---- Record set

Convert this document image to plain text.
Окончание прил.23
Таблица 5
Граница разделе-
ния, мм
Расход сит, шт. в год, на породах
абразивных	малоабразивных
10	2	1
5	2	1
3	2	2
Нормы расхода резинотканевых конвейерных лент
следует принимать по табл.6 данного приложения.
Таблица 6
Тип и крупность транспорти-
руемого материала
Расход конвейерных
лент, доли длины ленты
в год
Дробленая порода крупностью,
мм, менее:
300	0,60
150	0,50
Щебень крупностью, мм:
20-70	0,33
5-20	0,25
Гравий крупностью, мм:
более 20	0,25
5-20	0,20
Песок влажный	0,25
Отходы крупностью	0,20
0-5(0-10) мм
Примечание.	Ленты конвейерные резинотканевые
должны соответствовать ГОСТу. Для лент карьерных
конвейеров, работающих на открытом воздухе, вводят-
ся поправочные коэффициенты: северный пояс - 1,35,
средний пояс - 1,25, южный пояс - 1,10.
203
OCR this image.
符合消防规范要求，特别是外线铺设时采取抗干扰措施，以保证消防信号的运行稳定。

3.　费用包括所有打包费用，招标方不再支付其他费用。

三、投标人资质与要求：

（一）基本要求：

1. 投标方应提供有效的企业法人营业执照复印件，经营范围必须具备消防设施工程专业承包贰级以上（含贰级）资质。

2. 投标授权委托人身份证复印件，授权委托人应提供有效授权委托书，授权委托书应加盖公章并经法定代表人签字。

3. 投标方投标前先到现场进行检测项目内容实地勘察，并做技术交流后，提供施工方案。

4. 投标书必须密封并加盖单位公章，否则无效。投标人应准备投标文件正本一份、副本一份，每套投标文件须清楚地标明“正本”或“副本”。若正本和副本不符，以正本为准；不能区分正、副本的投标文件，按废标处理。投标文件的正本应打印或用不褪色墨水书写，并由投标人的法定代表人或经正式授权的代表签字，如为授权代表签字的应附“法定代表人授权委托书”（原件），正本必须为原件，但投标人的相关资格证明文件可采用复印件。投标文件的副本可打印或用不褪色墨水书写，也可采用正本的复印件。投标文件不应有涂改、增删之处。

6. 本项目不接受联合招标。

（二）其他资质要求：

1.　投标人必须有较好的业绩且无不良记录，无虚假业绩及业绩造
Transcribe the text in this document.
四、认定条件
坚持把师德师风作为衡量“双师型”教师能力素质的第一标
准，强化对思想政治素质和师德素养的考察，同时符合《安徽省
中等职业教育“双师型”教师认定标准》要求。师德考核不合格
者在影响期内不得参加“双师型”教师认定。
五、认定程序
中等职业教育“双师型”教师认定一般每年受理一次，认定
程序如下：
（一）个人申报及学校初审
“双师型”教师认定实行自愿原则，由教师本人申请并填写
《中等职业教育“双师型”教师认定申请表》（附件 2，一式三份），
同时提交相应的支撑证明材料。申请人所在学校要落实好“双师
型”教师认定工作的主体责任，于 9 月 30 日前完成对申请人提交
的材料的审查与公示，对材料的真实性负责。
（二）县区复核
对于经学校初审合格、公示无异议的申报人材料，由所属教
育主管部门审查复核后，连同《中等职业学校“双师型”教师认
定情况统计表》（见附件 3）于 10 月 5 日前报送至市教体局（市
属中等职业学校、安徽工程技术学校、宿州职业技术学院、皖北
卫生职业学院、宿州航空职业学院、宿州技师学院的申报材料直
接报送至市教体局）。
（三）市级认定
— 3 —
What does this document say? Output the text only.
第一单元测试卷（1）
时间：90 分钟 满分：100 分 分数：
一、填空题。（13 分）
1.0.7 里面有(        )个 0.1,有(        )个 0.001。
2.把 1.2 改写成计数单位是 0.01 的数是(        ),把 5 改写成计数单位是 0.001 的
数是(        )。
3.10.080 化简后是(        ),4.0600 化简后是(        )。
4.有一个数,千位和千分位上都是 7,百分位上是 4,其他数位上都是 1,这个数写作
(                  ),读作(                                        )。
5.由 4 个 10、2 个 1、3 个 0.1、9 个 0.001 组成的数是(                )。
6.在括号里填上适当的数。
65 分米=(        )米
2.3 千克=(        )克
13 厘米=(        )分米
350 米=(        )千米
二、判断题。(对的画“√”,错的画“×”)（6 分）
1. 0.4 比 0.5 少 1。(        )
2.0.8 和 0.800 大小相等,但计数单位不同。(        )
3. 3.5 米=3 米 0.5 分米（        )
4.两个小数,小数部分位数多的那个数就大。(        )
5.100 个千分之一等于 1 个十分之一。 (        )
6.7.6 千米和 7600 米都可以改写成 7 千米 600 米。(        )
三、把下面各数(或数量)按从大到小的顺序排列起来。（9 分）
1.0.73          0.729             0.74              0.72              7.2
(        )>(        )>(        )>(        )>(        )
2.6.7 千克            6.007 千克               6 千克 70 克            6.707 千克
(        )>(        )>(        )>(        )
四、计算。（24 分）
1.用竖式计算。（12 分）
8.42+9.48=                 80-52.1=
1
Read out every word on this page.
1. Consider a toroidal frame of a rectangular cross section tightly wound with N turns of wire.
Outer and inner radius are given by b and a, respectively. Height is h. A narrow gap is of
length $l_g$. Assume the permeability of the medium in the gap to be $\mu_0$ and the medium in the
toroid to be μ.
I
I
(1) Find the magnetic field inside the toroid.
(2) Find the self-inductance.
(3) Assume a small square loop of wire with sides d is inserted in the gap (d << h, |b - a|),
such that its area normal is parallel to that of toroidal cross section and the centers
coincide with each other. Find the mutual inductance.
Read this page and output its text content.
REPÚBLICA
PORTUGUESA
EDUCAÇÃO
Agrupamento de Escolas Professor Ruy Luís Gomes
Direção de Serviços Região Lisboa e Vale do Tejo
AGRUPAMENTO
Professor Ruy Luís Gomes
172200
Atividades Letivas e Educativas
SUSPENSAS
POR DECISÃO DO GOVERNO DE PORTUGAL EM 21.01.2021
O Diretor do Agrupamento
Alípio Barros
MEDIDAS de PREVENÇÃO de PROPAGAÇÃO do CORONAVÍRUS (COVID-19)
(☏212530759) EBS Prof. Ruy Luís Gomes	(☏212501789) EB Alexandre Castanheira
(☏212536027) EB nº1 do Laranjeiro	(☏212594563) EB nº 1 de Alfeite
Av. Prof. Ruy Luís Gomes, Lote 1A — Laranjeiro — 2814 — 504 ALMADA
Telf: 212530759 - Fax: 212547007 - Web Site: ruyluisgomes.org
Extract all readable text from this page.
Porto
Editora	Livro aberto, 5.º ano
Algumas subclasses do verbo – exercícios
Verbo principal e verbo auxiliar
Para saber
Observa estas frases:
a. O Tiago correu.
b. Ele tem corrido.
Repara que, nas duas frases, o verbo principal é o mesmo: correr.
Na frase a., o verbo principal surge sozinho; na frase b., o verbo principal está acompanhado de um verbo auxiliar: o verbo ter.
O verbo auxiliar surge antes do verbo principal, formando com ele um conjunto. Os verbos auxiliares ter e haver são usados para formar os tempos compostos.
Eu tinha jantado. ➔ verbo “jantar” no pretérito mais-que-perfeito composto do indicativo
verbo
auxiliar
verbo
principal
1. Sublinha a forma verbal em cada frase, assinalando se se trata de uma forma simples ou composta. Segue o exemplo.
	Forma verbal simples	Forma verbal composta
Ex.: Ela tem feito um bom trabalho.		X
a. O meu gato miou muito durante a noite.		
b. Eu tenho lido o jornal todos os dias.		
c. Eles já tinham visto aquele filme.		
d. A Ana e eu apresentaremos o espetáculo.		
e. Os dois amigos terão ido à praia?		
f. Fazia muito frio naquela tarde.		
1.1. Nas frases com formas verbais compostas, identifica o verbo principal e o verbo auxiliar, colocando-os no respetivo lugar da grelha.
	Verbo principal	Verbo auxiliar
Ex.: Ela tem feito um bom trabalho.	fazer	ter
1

--------

Goal of the exercise: Only the number is wanted: how many lines above include the word "verbal"?

Correct response: 2